SUPPLIED DATA:

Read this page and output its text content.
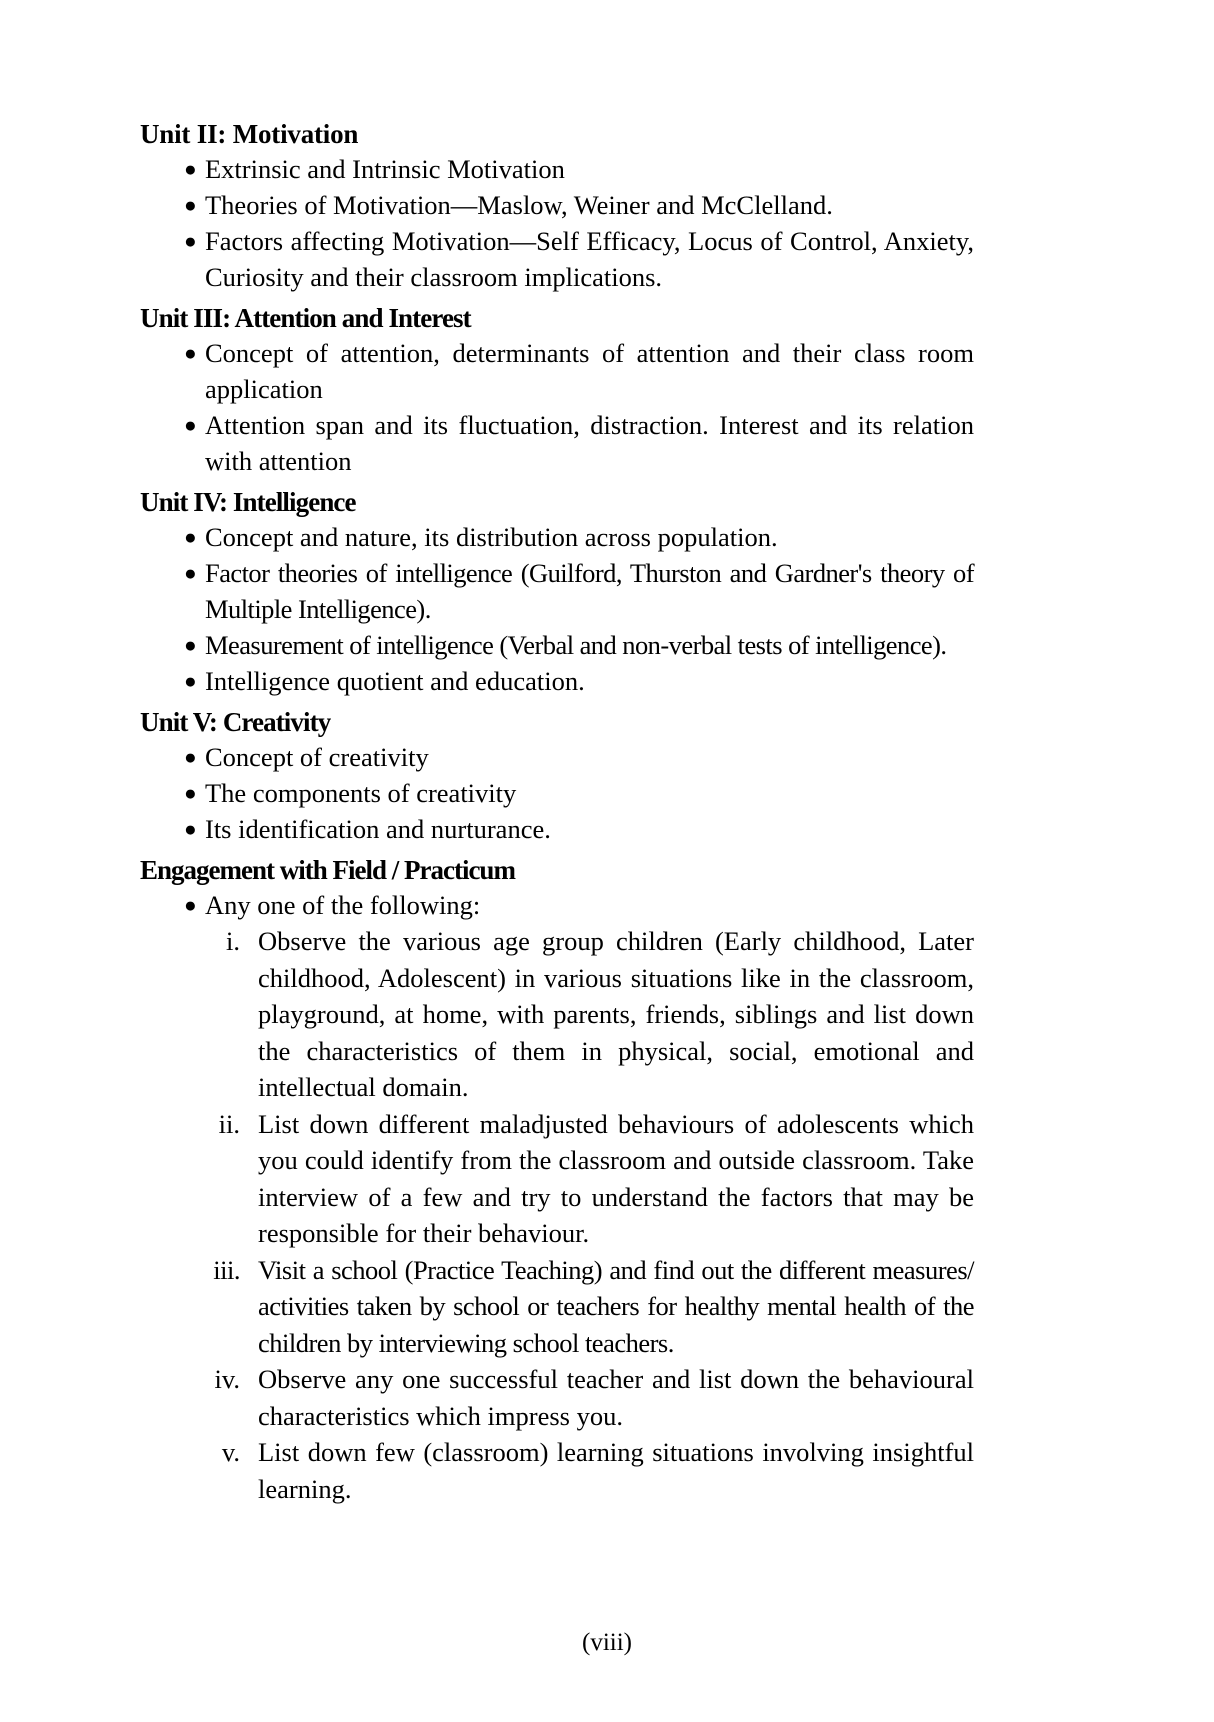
Unit II: Motivation
● Extrinsic and Intrinsic Motivation
● Theories of Motivation—Maslow, Weiner and McClelland.
● Factors affecting Motivation—Self Efficacy, Locus of Control, Anxiety, Curiosity and their classroom implications.
Unit III: Attention and Interest
● Concept of attention, determinants of attention and their class room application
● Attention span and its fluctuation, distraction. Interest and its relation with attention
Unit IV: Intelligence
● Concept and nature, its distribution across population.
● Factor theories of intelligence (Guilford, Thurston and Gardner's theory of Multiple Intelligence).
● Measurement of intelligence (Verbal and non-verbal tests of intelligence).
● Intelligence quotient and education.
Unit V: Creativity
● Concept of creativity
● The components of creativity
● Its identification and nurturance.
Engagement with Field / Practicum
● Any one of the following:
i. Observe the various age group children (Early childhood, Later childhood, Adolescent) in various situations like in the classroom, playground, at home, with parents, friends, siblings and list down the characteristics of them in physical, social, emotional and intellectual domain.
ii. List down different maladjusted behaviours of adolescents which you could identify from the classroom and outside classroom. Take interview of a few and try to understand the factors that may be responsible for their behaviour.
iii. Visit a school (Practice Teaching) and find out the different measures/ activities taken by school or teachers for healthy mental health of the children by interviewing school teachers.
iv. Observe any one successful teacher and list down the behavioural characteristics which impress you.
v. List down few (classroom) learning situations involving insightful learning.
(viii)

GIVEN INSTRUCTION:
Read the entries and show each line that mentions "Concept".

PROBLEM SOLUTION:
● Concept of attention, determinants of attention and their class room application
● Concept and nature, its distribution across population.
● Concept of creativity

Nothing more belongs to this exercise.